• JOB
Say how many lines contain "Name", using only the number.

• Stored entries

───

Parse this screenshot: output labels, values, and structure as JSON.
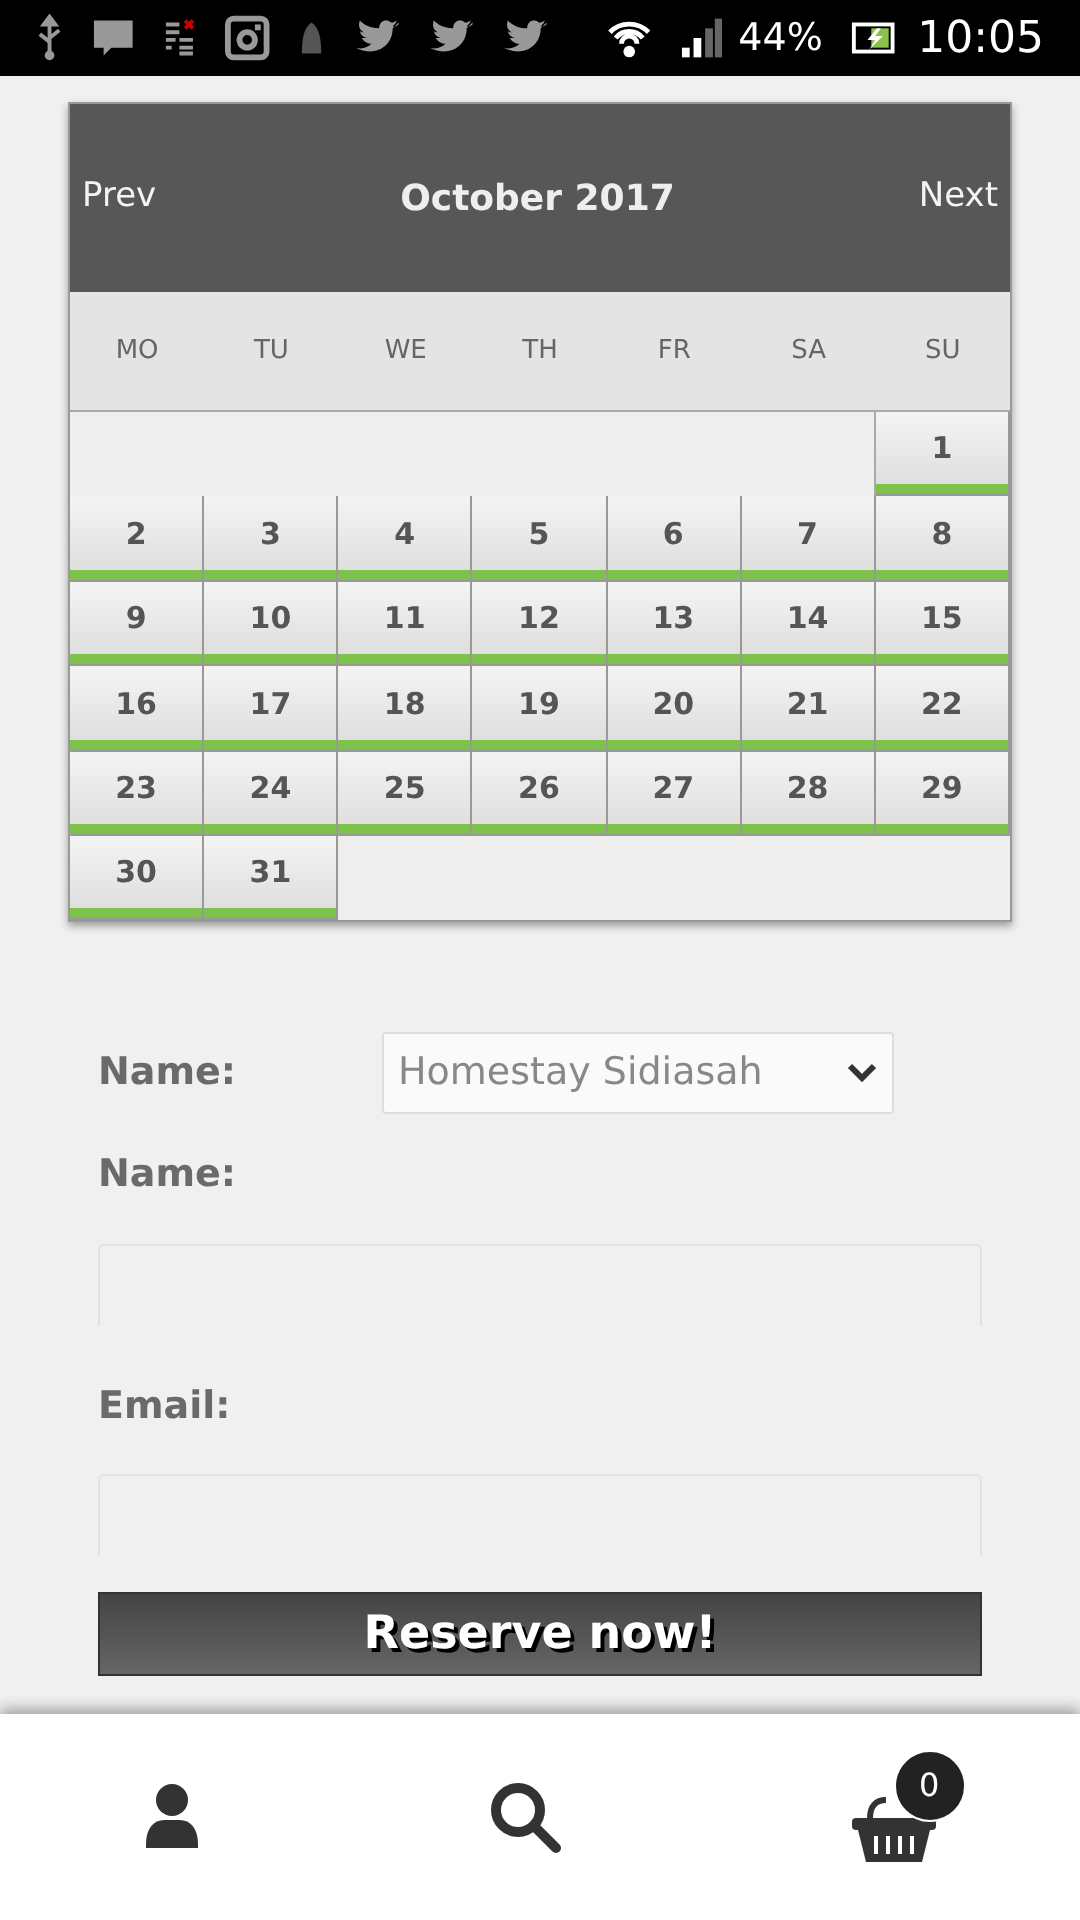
{
  "status_bar": {
    "battery": "44%",
    "time": "10:05"
  },
  "calendar": {
    "prev": "Prev",
    "title": "October 2017",
    "next": "Next",
    "weekdays": [
      "MO",
      "TU",
      "WE",
      "TH",
      "FR",
      "SA",
      "SU"
    ],
    "weeks": [
      [
        {
          "day": "1",
          "available": true
        }
      ],
      [
        {
          "day": "2",
          "available": true
        },
        {
          "day": "3",
          "available": true
        },
        {
          "day": "4",
          "available": true
        },
        {
          "day": "5",
          "available": true
        },
        {
          "day": "6",
          "available": true
        },
        {
          "day": "7",
          "available": true
        },
        {
          "day": "8",
          "available": true
        }
      ],
      [
        {
          "day": "9",
          "available": true
        },
        {
          "day": "10",
          "available": true
        },
        {
          "day": "11",
          "available": true
        },
        {
          "day": "12",
          "available": true
        },
        {
          "day": "13",
          "available": true
        },
        {
          "day": "14",
          "available": true
        },
        {
          "day": "15",
          "available": true
        }
      ],
      [
        {
          "day": "16",
          "available": true
        },
        {
          "day": "17",
          "available": true
        },
        {
          "day": "18",
          "available": true
        },
        {
          "day": "19",
          "available": true
        },
        {
          "day": "20",
          "available": true
        },
        {
          "day": "21",
          "available": true
        },
        {
          "day": "22",
          "available": true
        }
      ],
      [
        {
          "day": "23",
          "available": true
        },
        {
          "day": "24",
          "available": true
        },
        {
          "day": "25",
          "available": true
        },
        {
          "day": "26",
          "available": true
        },
        {
          "day": "27",
          "available": true
        },
        {
          "day": "28",
          "available": true
        },
        {
          "day": "29",
          "available": true
        }
      ],
      [
        {
          "day": "30",
          "available": true
        },
        {
          "day": "31",
          "available": true
        }
      ]
    ]
  },
  "form": {
    "property_label": "Name:",
    "property_value": "Homestay Sidiasah",
    "name_label": "Name:",
    "email_label": "Email:",
    "submit": "Reserve now!"
  },
  "bottom_nav": {
    "cart_count": "0"
  }
}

───

• EXERCISE OUTPUT
2